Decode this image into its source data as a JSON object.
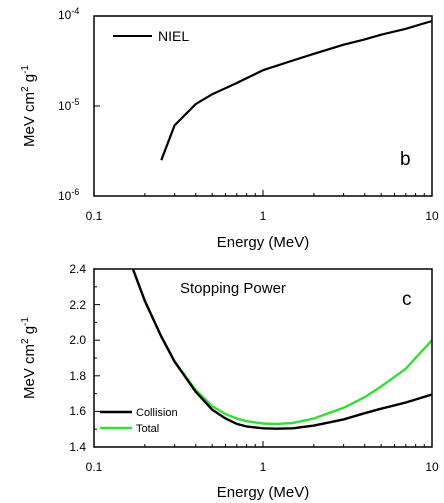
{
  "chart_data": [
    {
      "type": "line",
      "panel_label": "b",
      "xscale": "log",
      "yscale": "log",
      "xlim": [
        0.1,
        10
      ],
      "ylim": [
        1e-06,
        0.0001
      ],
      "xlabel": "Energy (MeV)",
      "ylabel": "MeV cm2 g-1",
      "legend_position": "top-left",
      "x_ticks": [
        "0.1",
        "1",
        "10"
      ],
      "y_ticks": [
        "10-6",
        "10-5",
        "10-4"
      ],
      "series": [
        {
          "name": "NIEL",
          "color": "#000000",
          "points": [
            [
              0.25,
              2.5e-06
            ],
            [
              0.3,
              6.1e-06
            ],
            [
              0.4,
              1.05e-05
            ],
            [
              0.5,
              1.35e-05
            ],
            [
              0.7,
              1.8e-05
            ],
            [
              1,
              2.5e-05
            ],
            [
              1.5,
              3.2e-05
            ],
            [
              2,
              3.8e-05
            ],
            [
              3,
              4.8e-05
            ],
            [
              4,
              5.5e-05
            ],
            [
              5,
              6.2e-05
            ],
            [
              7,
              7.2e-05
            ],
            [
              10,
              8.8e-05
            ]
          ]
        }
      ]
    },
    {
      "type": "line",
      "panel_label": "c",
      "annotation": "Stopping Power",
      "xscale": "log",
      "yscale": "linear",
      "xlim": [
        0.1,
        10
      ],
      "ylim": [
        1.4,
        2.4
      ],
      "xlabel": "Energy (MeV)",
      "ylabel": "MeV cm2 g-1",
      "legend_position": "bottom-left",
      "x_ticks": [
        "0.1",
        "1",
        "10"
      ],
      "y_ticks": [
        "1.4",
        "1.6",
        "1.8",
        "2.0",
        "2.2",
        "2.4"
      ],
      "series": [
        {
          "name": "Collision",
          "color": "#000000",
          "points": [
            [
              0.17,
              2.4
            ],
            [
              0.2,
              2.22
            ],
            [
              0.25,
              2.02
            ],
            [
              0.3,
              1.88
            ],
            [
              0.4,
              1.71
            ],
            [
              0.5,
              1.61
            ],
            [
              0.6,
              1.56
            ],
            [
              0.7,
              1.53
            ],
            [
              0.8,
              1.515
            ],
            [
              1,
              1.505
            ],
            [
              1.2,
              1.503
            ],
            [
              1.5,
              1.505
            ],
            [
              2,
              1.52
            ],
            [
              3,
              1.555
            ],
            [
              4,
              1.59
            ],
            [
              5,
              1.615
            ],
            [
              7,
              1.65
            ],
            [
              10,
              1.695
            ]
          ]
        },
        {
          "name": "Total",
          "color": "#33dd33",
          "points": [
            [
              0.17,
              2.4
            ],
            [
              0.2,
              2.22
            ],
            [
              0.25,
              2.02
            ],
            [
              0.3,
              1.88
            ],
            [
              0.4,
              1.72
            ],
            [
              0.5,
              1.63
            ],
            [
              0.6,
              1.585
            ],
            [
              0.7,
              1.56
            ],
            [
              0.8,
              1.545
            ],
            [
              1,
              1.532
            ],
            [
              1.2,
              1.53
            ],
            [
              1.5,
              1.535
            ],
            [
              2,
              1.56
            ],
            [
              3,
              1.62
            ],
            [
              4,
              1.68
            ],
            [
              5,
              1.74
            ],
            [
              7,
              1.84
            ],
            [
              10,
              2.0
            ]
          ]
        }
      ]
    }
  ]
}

---

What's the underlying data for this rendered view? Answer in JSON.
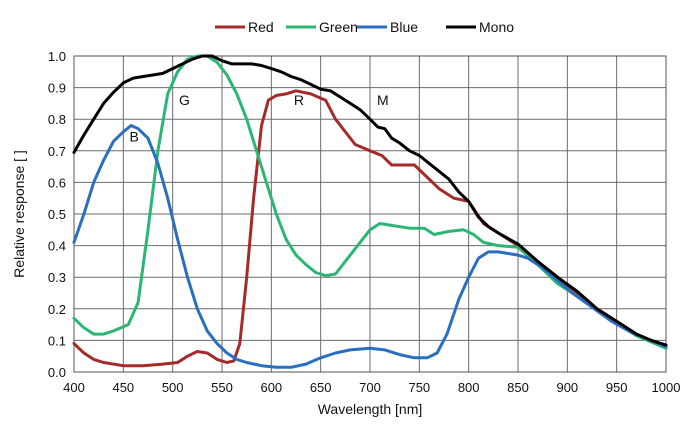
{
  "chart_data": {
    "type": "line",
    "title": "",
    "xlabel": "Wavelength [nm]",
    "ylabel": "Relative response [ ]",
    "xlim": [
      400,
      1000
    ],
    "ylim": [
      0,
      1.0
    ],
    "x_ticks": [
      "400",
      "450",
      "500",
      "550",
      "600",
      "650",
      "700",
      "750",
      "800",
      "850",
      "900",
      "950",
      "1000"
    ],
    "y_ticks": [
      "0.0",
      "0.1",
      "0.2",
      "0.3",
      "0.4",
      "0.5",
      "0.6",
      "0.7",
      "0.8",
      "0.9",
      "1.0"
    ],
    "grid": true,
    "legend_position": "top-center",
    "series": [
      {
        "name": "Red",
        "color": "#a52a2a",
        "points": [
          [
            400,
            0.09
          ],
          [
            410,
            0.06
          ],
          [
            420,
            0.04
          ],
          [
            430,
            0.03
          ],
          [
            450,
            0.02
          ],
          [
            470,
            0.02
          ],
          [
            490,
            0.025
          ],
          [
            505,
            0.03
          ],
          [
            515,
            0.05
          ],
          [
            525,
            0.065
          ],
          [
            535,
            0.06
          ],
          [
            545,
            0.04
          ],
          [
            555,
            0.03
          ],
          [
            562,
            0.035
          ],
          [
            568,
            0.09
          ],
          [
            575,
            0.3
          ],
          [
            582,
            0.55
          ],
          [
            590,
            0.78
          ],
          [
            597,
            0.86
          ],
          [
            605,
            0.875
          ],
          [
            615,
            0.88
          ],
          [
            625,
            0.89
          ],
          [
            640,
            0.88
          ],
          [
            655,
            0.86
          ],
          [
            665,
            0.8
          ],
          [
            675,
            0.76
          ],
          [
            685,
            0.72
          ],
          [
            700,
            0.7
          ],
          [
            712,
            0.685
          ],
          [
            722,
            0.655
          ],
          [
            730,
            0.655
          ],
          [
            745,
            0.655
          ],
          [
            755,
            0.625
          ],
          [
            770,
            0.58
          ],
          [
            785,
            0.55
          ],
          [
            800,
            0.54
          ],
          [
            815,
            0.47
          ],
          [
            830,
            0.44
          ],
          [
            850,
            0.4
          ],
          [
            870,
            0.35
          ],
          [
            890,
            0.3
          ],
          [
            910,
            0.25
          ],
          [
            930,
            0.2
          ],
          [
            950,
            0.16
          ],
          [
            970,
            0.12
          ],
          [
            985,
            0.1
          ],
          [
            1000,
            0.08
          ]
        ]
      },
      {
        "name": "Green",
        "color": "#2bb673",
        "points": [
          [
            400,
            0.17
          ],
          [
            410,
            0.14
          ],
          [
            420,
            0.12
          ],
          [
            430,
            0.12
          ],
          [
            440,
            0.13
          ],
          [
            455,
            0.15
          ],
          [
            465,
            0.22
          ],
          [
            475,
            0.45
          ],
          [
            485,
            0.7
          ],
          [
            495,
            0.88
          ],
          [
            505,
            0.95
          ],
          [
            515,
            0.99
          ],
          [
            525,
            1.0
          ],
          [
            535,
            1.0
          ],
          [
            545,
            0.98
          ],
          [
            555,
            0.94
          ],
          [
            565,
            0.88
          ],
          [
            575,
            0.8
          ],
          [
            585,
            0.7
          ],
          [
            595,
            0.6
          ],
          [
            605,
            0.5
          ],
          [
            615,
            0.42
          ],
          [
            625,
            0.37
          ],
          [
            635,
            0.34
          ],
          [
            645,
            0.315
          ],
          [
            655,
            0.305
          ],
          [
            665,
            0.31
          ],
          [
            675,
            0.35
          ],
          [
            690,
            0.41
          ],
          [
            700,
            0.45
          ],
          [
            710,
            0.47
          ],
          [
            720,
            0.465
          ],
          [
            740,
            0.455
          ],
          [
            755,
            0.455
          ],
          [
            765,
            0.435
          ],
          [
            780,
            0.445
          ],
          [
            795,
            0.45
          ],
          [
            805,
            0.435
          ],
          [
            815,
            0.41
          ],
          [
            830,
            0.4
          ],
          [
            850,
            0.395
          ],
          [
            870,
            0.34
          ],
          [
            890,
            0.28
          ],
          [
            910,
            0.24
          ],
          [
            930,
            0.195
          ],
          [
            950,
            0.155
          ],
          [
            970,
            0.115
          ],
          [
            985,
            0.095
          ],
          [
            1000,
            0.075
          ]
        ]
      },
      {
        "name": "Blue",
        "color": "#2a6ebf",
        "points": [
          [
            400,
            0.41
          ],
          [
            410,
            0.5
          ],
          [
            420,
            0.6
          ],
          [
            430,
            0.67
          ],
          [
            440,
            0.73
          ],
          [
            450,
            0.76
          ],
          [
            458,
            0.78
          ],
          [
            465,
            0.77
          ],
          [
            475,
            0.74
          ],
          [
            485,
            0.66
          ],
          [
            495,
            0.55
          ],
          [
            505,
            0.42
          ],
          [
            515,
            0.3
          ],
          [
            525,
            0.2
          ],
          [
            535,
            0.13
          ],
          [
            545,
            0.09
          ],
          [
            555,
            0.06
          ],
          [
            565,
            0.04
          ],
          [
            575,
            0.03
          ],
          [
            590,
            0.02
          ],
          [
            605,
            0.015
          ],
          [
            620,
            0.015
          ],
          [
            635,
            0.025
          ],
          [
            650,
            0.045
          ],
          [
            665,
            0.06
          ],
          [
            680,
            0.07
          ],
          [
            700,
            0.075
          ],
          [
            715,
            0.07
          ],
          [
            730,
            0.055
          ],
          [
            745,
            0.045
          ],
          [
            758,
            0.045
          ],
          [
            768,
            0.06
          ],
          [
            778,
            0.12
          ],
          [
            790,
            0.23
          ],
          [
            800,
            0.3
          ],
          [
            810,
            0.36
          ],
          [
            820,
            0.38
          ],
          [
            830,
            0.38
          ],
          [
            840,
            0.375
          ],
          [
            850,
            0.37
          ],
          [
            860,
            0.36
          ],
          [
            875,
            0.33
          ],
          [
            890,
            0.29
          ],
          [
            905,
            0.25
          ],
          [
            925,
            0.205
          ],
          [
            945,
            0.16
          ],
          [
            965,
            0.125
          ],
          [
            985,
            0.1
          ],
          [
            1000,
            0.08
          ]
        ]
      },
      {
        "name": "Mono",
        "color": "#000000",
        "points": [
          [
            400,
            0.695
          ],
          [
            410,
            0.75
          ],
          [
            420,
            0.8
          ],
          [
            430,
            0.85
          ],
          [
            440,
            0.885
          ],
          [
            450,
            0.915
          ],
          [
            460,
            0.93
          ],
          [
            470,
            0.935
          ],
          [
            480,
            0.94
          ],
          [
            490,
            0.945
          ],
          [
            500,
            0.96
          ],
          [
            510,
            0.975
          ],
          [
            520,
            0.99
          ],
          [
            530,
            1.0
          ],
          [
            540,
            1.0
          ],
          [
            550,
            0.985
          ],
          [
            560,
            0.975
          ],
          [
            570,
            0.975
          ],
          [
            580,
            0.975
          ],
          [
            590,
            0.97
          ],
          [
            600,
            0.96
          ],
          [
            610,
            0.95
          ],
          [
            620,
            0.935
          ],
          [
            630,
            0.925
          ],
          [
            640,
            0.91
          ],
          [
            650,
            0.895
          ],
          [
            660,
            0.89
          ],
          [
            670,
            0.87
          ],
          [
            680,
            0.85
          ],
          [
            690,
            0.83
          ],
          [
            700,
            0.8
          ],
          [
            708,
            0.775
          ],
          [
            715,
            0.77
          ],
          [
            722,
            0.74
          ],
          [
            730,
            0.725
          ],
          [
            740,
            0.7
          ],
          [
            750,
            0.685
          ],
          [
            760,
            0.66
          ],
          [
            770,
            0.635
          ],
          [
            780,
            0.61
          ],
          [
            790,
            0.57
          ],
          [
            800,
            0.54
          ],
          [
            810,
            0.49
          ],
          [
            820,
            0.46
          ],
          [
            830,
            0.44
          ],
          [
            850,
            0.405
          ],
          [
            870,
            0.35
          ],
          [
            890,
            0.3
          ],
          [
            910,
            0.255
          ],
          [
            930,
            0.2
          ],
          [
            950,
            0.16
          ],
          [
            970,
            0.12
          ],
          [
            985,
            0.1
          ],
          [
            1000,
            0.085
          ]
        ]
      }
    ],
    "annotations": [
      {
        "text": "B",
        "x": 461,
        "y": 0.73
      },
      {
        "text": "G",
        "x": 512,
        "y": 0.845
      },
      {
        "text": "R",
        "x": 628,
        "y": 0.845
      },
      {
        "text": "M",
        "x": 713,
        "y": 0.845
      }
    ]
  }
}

**DIRECTIVE:** Count the lines above in which the word "name" appears, then state only that count.

**FULL RESPONSE:** 7